◆ Description de la tâche ◆
Recopiez mot pour mot les enregistrements, depuis le tout début jusqu'à la ligne qui contient « value-text: 33.2 bbox=[788, 330, 809, 342] », ces deux bornes comprises.

Entrées de régions étiquetées
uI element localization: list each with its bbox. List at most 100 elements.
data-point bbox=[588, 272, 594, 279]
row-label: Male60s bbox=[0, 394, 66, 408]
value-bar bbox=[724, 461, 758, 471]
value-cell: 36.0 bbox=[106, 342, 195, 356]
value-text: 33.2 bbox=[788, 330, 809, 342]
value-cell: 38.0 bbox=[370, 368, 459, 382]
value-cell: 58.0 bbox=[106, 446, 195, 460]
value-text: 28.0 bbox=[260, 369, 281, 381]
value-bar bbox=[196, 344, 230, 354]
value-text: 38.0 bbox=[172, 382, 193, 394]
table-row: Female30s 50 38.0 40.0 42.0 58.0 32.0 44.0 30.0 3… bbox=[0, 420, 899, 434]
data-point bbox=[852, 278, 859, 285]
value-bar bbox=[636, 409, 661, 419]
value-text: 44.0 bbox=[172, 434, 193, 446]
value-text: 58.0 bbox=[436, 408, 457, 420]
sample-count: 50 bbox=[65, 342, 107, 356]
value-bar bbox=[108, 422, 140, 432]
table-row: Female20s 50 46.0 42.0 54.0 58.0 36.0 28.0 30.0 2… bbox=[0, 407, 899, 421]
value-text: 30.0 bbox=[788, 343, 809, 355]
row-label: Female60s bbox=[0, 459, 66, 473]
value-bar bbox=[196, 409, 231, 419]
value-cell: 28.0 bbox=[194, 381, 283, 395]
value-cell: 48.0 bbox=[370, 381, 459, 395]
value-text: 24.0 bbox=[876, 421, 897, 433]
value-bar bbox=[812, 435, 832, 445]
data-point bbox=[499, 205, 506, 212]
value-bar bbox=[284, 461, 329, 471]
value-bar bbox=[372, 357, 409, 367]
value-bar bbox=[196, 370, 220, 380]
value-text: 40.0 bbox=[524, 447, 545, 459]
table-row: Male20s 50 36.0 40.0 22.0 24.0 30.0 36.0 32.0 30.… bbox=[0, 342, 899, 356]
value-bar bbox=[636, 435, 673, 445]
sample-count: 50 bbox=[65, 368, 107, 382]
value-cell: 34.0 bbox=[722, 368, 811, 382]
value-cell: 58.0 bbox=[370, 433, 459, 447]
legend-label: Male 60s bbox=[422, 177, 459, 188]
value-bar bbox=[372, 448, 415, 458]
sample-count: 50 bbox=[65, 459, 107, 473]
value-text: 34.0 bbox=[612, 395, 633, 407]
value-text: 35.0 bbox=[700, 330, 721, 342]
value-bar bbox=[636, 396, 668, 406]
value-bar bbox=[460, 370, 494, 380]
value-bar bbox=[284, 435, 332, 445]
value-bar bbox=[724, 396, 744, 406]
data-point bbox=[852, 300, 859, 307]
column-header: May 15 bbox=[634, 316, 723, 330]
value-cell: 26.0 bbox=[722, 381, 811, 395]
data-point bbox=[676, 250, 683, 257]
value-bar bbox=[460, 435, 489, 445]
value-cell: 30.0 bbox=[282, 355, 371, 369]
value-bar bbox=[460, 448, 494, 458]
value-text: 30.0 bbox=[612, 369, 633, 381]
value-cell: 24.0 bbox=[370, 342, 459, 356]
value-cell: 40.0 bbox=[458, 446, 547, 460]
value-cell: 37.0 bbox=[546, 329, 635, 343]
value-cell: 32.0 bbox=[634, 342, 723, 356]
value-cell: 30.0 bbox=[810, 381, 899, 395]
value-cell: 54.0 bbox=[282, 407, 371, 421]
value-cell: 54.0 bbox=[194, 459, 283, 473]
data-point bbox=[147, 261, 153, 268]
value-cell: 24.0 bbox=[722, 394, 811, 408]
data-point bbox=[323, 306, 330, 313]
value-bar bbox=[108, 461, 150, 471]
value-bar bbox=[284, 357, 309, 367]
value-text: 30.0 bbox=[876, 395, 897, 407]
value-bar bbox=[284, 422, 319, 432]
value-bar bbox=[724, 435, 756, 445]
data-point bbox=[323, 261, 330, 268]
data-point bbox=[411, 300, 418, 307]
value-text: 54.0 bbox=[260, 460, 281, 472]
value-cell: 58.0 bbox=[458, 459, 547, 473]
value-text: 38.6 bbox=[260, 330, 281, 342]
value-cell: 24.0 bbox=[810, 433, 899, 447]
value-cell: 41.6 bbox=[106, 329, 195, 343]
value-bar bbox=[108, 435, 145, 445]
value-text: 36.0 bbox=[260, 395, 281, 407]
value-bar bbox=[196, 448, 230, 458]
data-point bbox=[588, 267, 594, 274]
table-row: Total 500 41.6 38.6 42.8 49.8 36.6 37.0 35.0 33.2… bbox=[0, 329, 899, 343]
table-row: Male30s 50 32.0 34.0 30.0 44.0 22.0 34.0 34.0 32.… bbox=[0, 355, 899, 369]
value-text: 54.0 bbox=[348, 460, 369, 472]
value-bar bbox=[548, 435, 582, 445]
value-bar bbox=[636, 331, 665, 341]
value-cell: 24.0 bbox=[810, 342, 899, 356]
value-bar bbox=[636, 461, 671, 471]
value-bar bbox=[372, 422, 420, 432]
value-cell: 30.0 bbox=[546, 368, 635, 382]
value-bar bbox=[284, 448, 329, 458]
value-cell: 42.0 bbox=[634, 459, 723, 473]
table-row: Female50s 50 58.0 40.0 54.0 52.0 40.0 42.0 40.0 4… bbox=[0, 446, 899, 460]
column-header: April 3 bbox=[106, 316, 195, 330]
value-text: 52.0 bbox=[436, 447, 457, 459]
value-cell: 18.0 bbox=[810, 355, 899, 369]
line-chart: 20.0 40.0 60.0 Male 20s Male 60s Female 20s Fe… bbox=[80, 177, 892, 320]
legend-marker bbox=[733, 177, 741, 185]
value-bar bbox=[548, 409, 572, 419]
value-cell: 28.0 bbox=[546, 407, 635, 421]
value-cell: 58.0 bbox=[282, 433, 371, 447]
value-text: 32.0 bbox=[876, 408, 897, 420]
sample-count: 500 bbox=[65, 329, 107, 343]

◆ Réponse complète ◆
uI element localization: list each with its bbox. List at most 100 elements.
data-point bbox=[588, 272, 594, 279]
row-label: Male60s bbox=[0, 394, 66, 408]
value-bar bbox=[724, 461, 758, 471]
value-cell: 36.0 bbox=[106, 342, 195, 356]
value-text: 33.2 bbox=[788, 330, 809, 342]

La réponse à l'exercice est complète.